-- BEGIN Extracted entries --
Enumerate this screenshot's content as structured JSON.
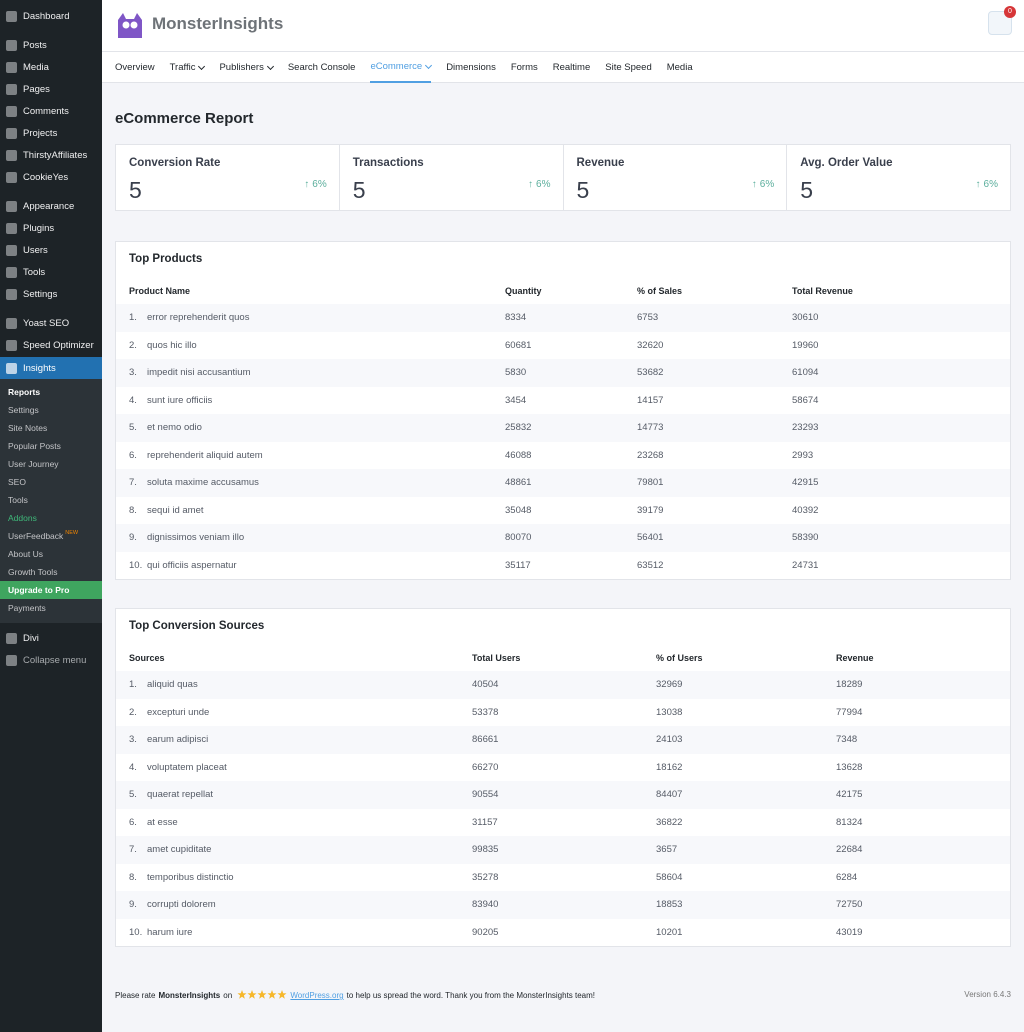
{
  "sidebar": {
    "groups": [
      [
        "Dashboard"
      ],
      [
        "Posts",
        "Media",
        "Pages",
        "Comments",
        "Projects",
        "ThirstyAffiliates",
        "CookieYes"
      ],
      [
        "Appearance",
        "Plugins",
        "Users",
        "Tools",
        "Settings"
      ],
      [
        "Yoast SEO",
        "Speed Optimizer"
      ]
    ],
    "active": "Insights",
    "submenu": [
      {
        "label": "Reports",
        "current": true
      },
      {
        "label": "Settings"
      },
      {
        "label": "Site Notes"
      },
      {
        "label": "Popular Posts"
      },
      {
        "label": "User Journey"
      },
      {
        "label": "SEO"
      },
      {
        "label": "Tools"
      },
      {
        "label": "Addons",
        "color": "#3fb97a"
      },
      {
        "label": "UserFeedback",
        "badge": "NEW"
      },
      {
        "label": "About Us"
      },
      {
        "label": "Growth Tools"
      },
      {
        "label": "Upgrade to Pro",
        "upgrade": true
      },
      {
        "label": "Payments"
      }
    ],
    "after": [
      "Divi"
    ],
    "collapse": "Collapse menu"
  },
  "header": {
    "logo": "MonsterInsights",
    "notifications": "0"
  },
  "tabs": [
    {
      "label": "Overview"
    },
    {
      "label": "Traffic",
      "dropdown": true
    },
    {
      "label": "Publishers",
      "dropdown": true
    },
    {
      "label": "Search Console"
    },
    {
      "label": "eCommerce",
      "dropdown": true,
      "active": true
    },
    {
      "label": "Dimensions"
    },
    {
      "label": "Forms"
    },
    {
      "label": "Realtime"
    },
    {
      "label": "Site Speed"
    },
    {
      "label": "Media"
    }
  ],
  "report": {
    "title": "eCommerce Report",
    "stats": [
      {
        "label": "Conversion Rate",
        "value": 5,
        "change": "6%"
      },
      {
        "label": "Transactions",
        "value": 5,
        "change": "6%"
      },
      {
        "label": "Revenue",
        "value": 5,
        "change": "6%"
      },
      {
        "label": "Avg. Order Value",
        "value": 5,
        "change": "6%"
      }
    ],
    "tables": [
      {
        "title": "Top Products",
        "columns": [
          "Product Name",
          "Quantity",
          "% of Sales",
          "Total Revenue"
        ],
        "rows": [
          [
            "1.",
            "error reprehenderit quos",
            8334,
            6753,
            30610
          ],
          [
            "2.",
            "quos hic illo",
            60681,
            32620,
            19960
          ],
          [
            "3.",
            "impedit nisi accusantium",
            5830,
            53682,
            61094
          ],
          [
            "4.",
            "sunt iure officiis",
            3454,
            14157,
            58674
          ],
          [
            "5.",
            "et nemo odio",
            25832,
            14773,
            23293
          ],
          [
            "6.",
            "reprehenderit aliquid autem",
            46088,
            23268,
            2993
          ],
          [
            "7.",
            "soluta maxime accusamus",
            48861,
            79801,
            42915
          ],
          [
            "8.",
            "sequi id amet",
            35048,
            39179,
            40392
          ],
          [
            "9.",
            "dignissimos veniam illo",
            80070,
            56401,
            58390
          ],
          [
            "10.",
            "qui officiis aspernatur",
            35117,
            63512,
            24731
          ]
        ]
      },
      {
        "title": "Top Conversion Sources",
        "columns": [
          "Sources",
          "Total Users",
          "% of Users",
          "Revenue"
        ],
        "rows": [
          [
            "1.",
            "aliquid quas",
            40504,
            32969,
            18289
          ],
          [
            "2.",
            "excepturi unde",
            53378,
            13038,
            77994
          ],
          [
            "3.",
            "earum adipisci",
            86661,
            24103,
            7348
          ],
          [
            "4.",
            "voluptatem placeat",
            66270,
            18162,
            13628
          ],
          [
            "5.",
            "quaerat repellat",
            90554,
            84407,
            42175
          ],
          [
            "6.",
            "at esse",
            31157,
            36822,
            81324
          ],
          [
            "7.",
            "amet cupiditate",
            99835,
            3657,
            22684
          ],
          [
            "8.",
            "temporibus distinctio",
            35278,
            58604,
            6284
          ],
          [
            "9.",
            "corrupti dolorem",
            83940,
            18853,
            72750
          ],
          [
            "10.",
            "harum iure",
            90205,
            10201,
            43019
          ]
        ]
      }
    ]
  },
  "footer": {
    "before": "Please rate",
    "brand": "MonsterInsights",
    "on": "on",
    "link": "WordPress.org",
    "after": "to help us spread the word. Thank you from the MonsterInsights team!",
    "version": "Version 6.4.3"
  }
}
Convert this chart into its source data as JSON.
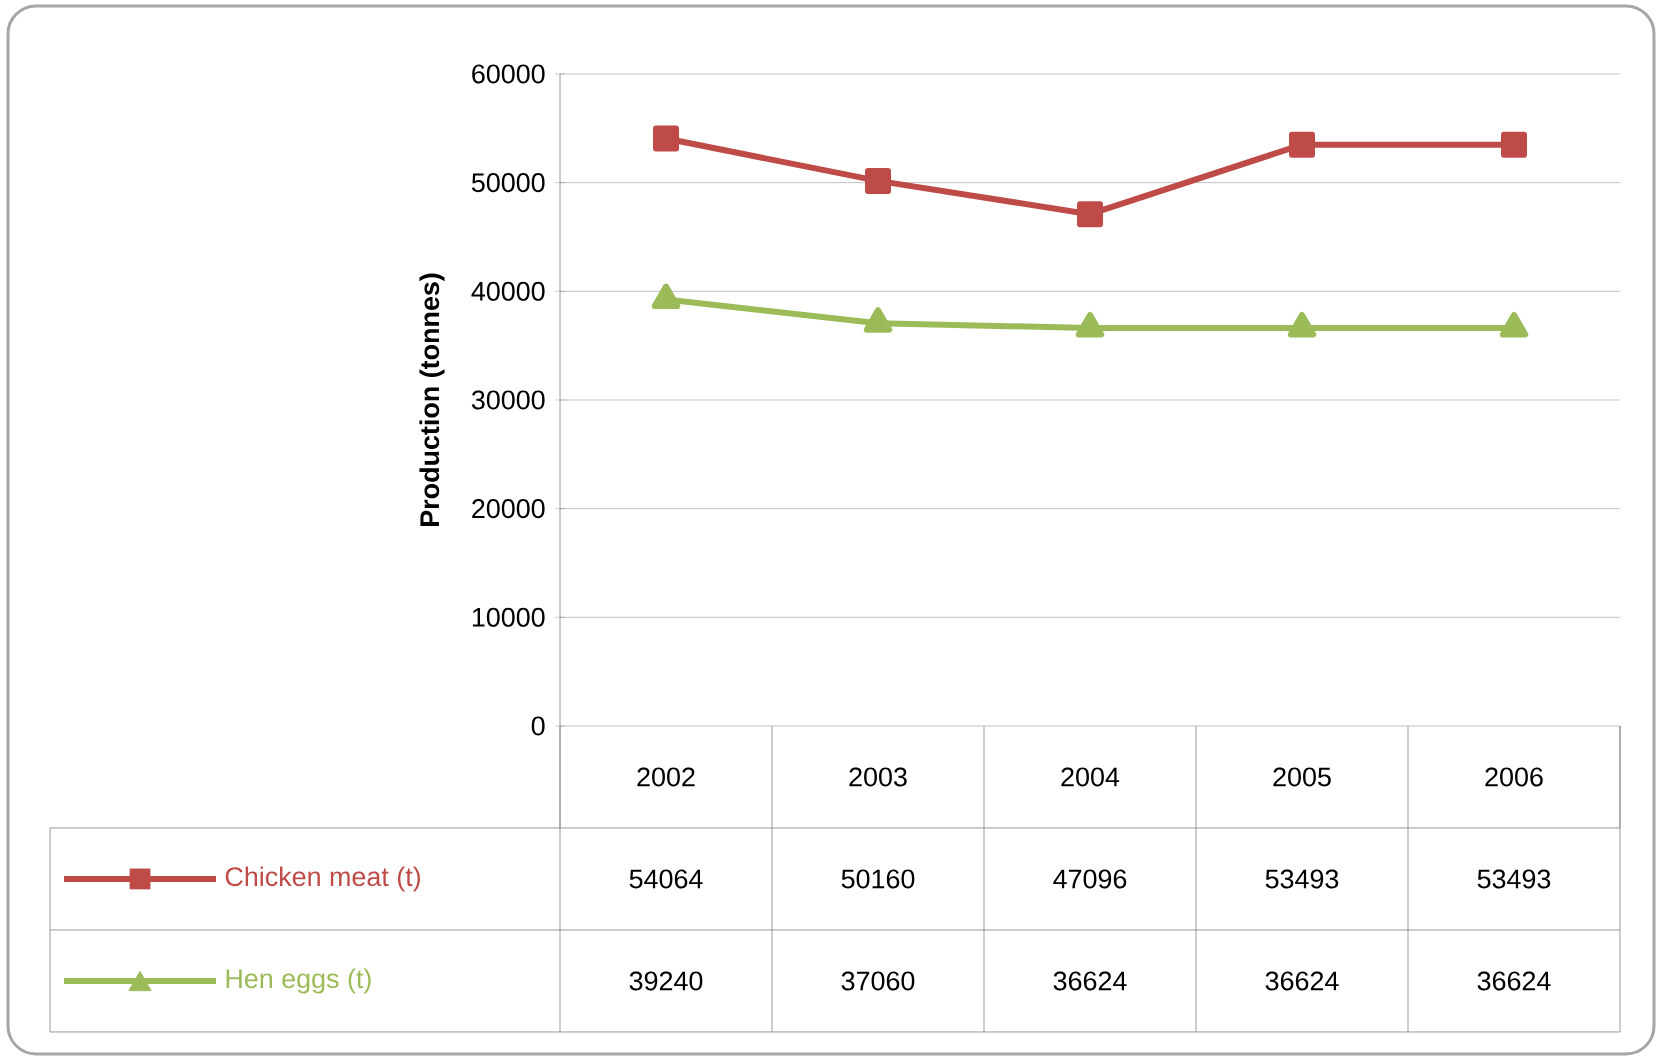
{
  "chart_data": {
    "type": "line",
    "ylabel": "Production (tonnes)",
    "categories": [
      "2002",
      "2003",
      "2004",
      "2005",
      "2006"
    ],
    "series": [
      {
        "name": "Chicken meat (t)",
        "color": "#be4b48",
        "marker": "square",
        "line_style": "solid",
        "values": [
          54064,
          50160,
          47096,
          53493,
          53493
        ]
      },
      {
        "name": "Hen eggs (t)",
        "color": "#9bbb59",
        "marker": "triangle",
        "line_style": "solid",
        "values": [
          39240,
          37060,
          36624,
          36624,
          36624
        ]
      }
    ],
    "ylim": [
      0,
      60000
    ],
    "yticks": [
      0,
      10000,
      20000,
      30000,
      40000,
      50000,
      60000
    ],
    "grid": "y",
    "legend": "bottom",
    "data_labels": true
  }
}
-- END Extracted entries --
What the task asks - Exclude all pictures and reproduce exactly the lines from the one containing "Convert this chart" through the final line of the entries above.

Answer to this exercise -
Convert this chart into its source data as JSON.
{
  "chart_data": {
    "type": "line",
    "ylabel": "Production (tonnes)",
    "categories": [
      "2002",
      "2003",
      "2004",
      "2005",
      "2006"
    ],
    "series": [
      {
        "name": "Chicken meat (t)",
        "color": "#be4b48",
        "marker": "square",
        "line_style": "solid",
        "values": [
          54064,
          50160,
          47096,
          53493,
          53493
        ]
      },
      {
        "name": "Hen eggs (t)",
        "color": "#9bbb59",
        "marker": "triangle",
        "line_style": "solid",
        "values": [
          39240,
          37060,
          36624,
          36624,
          36624
        ]
      }
    ],
    "ylim": [
      0,
      60000
    ],
    "yticks": [
      0,
      10000,
      20000,
      30000,
      40000,
      50000,
      60000
    ],
    "grid": "y",
    "legend": "bottom",
    "data_labels": true
  }
}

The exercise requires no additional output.